Work to do ::
From the entries that follow, pick out all lines holding "does".

-*-*-

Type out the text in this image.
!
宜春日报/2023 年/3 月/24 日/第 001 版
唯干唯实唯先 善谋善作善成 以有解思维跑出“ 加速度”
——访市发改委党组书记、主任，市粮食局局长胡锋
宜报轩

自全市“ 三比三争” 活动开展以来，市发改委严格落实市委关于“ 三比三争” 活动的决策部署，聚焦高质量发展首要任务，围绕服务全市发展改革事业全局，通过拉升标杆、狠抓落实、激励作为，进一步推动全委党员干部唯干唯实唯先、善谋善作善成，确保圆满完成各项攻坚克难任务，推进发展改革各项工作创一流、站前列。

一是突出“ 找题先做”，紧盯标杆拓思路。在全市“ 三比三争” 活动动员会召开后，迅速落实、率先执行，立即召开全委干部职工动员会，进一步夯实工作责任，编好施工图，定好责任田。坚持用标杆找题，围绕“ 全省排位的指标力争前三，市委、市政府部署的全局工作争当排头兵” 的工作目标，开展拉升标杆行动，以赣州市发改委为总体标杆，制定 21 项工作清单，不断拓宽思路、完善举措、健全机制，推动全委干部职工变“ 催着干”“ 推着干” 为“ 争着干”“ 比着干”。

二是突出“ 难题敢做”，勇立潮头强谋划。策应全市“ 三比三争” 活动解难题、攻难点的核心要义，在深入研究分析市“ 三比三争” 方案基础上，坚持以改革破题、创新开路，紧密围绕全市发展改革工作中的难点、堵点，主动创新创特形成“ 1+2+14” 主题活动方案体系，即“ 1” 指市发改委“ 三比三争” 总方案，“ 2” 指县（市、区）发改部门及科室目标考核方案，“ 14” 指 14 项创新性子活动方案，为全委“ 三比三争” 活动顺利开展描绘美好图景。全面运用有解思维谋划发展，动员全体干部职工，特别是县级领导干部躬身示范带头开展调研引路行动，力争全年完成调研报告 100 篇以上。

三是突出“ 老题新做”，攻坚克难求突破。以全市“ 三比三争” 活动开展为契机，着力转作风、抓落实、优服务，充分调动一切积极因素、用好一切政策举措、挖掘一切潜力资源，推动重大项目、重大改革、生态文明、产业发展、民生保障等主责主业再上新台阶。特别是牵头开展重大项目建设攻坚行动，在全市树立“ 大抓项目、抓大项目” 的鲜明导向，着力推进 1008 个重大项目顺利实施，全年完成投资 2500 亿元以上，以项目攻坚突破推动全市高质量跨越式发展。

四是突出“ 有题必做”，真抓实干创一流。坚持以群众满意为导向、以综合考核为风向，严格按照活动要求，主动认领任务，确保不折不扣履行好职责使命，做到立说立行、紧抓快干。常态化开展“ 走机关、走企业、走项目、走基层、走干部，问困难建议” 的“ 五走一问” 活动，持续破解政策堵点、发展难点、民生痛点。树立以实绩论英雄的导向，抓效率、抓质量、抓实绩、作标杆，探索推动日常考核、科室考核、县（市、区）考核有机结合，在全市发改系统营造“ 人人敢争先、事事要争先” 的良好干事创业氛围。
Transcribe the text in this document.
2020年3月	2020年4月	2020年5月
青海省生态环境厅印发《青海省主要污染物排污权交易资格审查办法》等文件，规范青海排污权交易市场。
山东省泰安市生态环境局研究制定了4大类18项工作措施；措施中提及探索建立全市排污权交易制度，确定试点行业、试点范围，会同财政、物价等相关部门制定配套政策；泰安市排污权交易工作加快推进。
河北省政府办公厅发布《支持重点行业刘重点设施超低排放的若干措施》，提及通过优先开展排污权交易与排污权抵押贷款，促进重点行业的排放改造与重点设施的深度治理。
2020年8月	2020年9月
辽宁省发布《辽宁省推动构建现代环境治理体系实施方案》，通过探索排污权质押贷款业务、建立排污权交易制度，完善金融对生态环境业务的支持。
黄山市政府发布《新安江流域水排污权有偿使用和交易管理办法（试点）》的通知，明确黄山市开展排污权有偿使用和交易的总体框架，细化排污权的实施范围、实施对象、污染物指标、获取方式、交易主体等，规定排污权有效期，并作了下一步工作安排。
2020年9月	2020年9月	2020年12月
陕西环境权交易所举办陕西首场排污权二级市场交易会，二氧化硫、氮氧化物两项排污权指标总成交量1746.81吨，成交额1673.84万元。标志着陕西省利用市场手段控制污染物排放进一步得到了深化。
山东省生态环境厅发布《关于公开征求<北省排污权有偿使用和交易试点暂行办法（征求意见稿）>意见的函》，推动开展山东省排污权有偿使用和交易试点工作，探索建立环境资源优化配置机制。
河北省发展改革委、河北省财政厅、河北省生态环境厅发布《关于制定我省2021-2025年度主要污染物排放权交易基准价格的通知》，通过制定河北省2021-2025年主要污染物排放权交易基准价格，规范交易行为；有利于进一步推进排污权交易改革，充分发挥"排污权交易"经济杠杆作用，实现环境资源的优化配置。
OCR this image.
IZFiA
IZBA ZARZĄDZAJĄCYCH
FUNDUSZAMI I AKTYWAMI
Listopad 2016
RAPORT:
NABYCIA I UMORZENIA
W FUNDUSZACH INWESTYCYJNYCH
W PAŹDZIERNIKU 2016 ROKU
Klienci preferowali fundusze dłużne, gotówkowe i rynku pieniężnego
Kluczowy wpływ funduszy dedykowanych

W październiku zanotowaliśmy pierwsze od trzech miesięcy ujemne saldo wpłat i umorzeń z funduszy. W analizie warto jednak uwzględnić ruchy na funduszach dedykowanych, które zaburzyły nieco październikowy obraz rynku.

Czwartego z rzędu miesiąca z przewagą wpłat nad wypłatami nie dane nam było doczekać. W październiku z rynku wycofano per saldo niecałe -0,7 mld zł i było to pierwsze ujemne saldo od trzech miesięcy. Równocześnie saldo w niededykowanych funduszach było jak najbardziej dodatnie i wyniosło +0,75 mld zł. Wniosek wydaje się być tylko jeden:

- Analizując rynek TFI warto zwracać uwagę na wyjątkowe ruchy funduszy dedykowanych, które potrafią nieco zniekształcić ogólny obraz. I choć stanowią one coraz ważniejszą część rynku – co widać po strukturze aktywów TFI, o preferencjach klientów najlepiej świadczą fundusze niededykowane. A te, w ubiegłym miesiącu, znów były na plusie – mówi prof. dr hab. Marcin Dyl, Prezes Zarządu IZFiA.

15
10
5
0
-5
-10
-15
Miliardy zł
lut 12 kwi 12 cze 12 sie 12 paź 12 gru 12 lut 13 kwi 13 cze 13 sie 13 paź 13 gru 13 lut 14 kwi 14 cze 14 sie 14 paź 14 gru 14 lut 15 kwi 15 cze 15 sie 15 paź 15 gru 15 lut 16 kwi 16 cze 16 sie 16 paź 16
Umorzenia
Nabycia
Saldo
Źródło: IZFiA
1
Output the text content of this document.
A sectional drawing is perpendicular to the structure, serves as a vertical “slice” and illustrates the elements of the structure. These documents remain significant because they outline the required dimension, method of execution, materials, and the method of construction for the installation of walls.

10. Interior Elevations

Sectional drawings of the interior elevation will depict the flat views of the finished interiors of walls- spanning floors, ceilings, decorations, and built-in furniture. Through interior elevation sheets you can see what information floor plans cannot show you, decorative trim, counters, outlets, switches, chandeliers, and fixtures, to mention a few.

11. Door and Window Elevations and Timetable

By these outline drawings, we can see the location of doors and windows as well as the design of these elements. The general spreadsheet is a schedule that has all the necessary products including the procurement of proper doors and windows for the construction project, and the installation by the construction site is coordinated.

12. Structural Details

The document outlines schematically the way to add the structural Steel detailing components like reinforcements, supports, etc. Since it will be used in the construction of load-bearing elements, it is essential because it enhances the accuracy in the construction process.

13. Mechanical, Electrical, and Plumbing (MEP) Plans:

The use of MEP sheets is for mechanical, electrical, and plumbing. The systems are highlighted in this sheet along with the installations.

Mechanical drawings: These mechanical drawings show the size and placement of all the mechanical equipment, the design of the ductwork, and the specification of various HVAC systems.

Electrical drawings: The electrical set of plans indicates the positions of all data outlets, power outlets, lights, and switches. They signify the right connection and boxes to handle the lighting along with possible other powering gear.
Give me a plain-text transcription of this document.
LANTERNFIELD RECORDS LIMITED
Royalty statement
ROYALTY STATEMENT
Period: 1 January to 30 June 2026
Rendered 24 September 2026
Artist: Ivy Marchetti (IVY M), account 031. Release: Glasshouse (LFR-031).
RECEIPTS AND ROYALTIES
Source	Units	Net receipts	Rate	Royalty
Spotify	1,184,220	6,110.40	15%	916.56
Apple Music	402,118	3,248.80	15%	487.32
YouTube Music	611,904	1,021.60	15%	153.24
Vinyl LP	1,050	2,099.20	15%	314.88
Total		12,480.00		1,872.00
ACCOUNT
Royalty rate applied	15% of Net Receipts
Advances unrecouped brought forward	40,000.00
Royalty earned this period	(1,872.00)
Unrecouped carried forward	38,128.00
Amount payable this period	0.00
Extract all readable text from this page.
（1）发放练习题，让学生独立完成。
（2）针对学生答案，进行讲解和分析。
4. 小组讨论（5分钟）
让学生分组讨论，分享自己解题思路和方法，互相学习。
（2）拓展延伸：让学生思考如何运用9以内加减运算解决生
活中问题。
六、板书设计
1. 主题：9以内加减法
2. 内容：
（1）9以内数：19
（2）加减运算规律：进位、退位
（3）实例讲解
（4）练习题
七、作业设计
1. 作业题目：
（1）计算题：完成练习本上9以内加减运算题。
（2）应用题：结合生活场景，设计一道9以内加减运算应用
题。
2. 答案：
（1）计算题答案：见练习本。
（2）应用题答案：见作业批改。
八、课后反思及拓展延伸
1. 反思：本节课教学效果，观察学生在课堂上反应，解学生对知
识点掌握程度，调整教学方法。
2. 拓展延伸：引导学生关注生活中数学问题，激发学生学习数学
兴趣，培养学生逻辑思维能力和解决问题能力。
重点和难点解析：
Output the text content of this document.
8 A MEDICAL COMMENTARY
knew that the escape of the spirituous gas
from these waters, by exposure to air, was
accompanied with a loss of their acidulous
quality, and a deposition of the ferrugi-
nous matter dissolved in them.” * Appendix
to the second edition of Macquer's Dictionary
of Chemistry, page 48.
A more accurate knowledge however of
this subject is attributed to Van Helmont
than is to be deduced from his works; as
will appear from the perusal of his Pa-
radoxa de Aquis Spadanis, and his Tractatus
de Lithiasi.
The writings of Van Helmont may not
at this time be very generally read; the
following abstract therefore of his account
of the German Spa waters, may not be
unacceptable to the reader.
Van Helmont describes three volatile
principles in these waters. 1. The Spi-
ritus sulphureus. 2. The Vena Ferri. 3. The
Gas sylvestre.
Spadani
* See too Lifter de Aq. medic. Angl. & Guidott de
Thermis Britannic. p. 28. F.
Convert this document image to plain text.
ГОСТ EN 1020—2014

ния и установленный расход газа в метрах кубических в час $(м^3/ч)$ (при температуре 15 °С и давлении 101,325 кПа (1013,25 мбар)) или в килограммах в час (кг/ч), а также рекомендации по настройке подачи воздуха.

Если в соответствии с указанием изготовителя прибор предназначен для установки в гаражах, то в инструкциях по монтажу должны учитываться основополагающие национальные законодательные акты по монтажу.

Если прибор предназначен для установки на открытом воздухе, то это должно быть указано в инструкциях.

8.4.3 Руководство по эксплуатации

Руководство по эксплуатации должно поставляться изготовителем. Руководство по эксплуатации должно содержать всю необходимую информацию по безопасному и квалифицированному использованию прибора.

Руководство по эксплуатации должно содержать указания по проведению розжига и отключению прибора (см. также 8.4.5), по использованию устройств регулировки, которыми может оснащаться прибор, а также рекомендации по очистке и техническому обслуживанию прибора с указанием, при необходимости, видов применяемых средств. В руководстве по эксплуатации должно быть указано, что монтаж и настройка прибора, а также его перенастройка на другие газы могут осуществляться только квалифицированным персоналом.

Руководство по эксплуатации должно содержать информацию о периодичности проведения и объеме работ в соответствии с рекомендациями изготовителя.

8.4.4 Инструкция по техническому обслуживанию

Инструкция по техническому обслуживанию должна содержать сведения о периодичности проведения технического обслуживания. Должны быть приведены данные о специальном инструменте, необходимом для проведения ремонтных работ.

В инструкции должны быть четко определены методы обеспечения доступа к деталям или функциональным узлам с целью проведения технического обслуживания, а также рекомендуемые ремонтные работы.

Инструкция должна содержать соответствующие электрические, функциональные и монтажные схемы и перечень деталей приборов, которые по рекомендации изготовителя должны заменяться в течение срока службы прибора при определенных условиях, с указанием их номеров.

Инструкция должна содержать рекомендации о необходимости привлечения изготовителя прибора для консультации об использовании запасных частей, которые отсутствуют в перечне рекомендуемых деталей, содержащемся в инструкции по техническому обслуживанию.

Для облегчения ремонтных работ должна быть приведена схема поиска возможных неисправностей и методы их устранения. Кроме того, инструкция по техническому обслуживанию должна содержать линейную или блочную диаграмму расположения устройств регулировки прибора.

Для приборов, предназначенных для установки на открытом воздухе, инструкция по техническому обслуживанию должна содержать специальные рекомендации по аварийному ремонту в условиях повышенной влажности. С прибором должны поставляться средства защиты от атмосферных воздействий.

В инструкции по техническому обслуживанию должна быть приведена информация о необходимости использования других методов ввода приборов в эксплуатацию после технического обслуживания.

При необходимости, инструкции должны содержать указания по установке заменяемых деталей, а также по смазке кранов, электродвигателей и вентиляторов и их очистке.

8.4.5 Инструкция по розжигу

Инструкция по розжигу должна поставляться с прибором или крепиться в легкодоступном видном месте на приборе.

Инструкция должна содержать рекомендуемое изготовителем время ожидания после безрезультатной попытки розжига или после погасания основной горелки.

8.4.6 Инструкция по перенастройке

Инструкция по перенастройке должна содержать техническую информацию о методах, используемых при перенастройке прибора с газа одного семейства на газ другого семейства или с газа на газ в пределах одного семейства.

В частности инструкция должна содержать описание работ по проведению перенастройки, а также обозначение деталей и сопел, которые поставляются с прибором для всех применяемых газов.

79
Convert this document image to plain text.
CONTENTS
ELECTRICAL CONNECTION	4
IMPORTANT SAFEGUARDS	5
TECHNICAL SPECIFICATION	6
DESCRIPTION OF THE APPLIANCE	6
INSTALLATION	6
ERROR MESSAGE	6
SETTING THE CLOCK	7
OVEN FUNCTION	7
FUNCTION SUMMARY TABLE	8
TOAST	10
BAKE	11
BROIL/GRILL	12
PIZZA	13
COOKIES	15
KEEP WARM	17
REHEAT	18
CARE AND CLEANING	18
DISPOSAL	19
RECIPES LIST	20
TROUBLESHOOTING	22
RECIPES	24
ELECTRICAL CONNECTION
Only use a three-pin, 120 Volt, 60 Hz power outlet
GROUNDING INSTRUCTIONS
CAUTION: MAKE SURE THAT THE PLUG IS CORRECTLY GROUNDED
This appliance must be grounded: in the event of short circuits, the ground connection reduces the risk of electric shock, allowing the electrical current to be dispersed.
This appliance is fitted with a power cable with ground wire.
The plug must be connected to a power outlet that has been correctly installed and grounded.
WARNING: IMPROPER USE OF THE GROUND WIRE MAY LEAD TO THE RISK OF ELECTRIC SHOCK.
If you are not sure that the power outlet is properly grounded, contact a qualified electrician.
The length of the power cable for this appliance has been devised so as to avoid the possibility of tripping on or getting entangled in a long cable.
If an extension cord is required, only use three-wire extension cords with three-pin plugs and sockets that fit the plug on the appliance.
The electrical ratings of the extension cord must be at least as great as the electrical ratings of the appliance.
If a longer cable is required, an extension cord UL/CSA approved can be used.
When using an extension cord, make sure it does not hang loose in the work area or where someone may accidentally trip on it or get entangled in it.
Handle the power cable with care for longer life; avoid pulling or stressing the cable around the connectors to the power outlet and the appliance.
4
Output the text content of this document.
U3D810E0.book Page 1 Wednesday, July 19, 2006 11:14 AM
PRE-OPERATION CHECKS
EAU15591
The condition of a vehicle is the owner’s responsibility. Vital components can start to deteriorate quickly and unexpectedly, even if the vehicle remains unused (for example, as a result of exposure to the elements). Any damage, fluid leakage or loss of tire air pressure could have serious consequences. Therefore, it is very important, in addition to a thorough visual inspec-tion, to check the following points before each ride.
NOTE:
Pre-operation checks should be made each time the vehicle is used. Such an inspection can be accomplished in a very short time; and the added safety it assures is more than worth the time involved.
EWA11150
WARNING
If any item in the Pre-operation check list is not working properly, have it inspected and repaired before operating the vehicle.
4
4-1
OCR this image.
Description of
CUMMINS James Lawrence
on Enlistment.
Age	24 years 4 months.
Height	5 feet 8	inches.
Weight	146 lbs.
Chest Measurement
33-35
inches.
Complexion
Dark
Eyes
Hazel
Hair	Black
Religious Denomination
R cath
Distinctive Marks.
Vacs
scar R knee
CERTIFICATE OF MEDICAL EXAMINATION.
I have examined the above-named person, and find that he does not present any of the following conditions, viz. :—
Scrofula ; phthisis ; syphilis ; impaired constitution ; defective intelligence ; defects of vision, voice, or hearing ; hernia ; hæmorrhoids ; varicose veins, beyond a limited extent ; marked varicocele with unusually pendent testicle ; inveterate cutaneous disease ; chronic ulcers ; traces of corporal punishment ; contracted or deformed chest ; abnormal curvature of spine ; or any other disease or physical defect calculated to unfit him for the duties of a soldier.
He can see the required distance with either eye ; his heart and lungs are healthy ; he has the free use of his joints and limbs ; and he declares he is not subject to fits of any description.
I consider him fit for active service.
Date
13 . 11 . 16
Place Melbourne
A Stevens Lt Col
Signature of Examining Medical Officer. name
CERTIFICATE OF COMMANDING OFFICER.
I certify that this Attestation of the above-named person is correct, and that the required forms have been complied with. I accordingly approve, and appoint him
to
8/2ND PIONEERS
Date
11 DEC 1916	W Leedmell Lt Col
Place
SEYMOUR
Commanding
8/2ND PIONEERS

-*-*-

Full output ::
When using an extension cord, make sure it does not hang loose in the work area or where someone may accidentally trip on it or get entangled in it.
I have examined the above-named person, and find that he does not present any of the following conditions, viz. :—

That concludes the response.